PROMPT
Reproduce the entries from the start through the line containing "scrollbar[interactable] [376,219,397,429]", both included, copying each line verbatim.

DATA RECORDS

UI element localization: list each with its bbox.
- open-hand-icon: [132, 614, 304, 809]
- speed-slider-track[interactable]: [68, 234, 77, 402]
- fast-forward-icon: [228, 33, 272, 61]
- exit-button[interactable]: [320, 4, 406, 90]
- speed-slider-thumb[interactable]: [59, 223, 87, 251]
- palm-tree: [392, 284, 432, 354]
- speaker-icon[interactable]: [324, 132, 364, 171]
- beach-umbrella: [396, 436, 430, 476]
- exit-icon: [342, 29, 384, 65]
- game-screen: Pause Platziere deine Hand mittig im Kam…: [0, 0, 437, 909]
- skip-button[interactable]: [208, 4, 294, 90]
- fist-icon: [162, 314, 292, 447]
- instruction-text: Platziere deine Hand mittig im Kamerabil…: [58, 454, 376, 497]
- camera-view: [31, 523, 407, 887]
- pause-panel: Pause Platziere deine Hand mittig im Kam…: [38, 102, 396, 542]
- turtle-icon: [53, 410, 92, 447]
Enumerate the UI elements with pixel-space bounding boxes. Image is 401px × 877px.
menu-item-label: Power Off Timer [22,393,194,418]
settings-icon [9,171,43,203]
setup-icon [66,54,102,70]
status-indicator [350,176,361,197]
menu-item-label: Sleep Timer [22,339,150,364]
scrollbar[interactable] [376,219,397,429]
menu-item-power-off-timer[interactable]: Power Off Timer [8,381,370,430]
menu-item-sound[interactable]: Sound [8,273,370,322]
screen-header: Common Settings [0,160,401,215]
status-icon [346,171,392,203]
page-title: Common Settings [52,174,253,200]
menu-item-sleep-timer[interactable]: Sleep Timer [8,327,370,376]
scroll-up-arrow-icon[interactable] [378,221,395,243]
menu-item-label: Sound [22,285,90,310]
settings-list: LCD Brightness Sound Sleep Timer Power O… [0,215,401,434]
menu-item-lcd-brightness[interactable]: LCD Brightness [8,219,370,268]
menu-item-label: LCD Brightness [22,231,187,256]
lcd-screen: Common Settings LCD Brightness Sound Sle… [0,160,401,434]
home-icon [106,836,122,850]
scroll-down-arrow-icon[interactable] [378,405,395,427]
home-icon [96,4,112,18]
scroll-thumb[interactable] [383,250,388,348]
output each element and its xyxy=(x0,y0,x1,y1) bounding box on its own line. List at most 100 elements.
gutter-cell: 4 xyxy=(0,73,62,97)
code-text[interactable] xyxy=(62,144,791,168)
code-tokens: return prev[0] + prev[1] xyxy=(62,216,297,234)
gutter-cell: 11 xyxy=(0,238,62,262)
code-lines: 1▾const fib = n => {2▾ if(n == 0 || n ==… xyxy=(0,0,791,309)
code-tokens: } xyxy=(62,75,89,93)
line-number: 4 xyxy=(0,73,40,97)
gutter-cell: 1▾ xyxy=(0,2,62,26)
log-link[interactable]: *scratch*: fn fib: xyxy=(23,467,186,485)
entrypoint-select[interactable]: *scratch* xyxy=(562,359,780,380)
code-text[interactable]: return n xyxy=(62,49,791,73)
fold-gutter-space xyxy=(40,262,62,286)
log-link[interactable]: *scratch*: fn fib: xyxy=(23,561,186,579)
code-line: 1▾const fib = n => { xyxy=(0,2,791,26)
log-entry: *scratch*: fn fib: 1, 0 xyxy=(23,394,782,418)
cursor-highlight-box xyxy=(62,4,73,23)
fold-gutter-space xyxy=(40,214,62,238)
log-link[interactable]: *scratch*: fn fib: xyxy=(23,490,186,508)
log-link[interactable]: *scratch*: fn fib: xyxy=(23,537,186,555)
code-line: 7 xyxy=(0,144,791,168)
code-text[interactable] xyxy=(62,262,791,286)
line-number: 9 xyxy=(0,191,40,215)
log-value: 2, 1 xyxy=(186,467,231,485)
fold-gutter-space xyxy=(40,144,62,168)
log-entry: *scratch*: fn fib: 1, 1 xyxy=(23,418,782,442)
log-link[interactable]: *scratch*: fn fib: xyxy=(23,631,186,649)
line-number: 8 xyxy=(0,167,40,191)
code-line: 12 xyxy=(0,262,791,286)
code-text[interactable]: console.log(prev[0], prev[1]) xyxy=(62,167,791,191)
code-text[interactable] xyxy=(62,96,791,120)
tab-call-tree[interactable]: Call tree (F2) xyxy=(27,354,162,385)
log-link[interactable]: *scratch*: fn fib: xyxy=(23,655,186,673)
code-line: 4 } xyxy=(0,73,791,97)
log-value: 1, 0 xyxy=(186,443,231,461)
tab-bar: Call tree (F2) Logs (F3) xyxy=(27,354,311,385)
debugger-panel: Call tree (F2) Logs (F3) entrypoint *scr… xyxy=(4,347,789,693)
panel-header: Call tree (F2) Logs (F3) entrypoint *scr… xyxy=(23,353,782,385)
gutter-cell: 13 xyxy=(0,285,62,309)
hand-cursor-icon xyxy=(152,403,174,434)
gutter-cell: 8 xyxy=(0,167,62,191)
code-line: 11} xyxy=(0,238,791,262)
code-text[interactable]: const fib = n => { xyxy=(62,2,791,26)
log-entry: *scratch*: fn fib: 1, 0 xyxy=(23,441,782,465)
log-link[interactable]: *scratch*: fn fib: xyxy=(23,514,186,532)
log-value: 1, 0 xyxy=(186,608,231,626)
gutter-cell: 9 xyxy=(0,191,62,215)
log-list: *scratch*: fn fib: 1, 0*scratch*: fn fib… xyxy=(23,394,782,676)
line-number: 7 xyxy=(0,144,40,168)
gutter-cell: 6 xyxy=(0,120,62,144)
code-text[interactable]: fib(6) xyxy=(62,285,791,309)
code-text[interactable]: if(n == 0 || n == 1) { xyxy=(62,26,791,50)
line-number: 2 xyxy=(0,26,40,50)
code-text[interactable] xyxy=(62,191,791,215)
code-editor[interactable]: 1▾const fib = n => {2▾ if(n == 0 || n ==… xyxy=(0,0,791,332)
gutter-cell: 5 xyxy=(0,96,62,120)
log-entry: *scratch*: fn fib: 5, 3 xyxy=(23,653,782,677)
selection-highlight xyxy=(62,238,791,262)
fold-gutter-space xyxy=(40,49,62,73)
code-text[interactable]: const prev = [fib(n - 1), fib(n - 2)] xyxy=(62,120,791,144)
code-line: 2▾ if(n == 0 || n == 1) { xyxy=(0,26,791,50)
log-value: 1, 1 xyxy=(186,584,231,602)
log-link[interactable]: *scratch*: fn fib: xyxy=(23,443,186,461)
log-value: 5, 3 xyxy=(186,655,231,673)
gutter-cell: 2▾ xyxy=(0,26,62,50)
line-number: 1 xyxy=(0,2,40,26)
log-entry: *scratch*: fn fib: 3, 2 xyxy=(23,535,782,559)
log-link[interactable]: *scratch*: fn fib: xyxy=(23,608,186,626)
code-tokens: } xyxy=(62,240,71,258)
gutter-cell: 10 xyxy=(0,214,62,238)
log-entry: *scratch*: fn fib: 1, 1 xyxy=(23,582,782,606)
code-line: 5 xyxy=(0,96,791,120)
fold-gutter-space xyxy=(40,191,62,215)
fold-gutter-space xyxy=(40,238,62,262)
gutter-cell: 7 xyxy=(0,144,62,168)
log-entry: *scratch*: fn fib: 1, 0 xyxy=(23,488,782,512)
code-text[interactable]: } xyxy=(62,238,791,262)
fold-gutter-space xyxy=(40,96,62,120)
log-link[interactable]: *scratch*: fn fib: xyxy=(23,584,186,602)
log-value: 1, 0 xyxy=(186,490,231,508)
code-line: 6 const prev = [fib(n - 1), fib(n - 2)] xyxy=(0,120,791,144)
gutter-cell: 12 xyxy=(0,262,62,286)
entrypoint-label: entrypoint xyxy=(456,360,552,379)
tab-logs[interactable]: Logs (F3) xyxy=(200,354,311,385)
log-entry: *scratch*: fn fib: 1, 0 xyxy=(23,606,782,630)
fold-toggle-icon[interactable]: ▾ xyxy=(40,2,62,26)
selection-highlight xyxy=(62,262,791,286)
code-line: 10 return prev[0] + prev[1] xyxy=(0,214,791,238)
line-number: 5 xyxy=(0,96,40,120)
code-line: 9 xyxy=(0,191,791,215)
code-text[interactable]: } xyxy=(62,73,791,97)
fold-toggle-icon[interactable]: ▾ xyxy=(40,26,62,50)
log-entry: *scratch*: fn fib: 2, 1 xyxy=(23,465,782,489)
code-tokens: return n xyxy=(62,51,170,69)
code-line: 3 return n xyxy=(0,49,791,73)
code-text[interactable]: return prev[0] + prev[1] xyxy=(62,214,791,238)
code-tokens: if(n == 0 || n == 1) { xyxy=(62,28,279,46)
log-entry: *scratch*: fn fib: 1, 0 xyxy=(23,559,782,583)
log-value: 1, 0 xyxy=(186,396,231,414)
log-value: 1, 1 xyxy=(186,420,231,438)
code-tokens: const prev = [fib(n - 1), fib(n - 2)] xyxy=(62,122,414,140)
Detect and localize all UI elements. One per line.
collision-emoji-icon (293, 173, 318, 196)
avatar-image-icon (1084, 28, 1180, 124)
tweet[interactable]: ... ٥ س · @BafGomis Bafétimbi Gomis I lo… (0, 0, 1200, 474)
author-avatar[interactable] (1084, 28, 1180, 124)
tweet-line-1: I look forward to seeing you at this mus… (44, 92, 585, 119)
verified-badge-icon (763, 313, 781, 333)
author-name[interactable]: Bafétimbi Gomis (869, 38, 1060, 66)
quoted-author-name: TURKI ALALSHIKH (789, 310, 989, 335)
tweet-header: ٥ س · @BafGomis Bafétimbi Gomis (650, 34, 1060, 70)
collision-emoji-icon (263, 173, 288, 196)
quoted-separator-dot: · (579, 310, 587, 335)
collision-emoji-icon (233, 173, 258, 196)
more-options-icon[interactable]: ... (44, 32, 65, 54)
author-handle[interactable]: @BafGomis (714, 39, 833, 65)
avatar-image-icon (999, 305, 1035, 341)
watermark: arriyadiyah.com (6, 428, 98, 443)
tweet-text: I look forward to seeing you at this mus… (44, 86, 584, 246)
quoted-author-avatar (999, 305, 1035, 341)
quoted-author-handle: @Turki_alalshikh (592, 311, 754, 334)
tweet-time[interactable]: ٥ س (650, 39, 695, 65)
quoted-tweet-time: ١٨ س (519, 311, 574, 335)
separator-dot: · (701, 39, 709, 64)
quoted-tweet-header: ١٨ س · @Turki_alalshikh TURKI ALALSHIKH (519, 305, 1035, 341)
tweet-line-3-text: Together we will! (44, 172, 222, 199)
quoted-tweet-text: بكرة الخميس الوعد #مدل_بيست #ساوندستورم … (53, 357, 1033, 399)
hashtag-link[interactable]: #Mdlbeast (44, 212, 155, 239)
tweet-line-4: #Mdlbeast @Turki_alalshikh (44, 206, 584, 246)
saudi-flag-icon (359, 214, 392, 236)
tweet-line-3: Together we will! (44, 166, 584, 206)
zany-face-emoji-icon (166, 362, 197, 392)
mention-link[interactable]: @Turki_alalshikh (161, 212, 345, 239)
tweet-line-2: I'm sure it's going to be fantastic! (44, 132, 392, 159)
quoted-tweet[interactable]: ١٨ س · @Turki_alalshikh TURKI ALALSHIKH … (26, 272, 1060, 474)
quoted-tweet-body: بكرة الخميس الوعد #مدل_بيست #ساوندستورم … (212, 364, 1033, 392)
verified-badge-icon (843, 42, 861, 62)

THE COMPLETED TASK
UI element localization: list each with its bbox.
- open-hand-icon: [132, 614, 304, 809]
- speed-slider-track[interactable]: [68, 234, 77, 402]
- fast-forward-icon: [228, 33, 272, 61]
- exit-button[interactable]: [320, 4, 406, 90]
- speed-slider-thumb[interactable]: [59, 223, 87, 251]
- palm-tree: [392, 284, 432, 354]
- speaker-icon[interactable]: [324, 132, 364, 171]
- beach-umbrella: [396, 436, 430, 476]
- exit-icon: [342, 29, 384, 65]
- game-screen: Pause Platziere deine Hand mittig im Kam…: [0, 0, 437, 909]
- skip-button[interactable]: [208, 4, 294, 90]
- fist-icon: [162, 314, 292, 447]
- instruction-text: Platziere deine Hand mittig im Kamerabil…: [58, 454, 376, 497]
- camera-view: [31, 523, 407, 887]
- pause-panel: Pause Platziere deine Hand mittig im Kam…: [38, 102, 396, 542]
- turtle-icon: [53, 410, 92, 447]
Enumerate the UI elements with pixel-space bounding boxes. Image is 401px × 877px.
menu-item-label: Power Off Timer [22,393,194,418]
settings-icon [9,171,43,203]
setup-icon [66,54,102,70]
status-indicator [350,176,361,197]
menu-item-label: Sleep Timer [22,339,150,364]
scrollbar[interactable] [376,219,397,429]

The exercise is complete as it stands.